Pick every line from the data that holds the word "quadrado".

START

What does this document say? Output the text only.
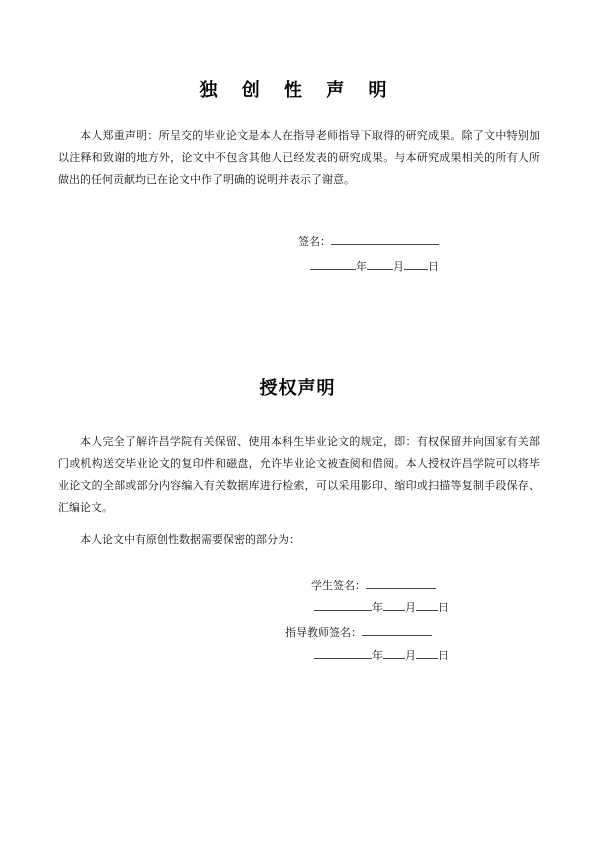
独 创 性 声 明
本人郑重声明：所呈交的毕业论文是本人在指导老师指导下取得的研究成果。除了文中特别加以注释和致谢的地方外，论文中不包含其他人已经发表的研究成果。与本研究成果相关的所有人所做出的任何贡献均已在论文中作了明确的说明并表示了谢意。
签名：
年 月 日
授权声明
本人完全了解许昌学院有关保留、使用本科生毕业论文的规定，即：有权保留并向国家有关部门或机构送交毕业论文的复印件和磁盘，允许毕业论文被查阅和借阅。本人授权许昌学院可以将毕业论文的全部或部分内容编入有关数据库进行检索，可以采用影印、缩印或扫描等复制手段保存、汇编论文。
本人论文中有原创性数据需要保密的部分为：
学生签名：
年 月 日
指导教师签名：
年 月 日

END
START

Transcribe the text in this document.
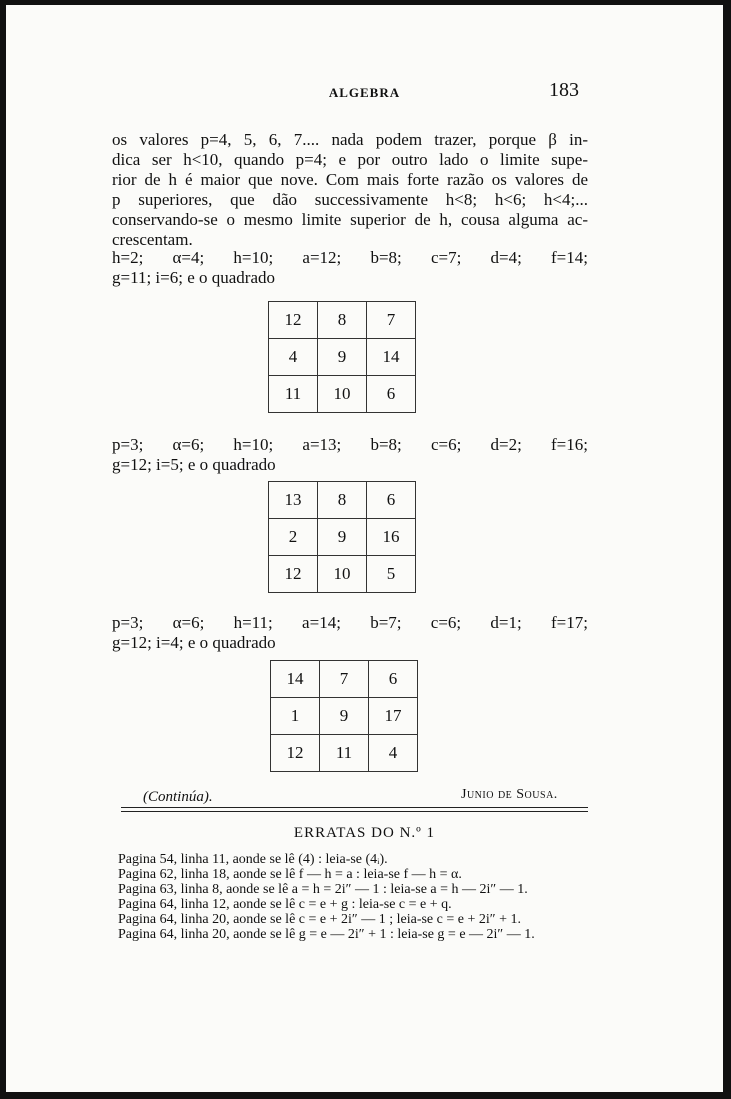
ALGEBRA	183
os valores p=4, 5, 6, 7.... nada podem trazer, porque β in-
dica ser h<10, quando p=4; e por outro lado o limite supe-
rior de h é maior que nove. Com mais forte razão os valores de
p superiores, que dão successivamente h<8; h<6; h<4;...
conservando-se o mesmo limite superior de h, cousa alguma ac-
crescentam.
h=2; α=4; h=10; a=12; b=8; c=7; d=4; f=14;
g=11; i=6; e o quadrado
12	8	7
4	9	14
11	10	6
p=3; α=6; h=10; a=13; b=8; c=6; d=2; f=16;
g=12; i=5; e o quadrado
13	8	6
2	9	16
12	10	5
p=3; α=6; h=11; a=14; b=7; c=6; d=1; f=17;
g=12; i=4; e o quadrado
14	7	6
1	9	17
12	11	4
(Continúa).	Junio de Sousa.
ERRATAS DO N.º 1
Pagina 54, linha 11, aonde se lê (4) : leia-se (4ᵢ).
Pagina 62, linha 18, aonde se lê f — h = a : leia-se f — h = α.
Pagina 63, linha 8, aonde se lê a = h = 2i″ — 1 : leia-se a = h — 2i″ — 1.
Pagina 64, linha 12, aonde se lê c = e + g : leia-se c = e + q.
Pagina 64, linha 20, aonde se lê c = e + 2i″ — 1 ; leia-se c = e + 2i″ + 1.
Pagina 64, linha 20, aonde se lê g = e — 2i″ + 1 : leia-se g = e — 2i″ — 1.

END

Solution to this exercise =>
g=11; i=6; e o quadrado
g=12; i=5; e o quadrado
g=12; i=4; e o quadrado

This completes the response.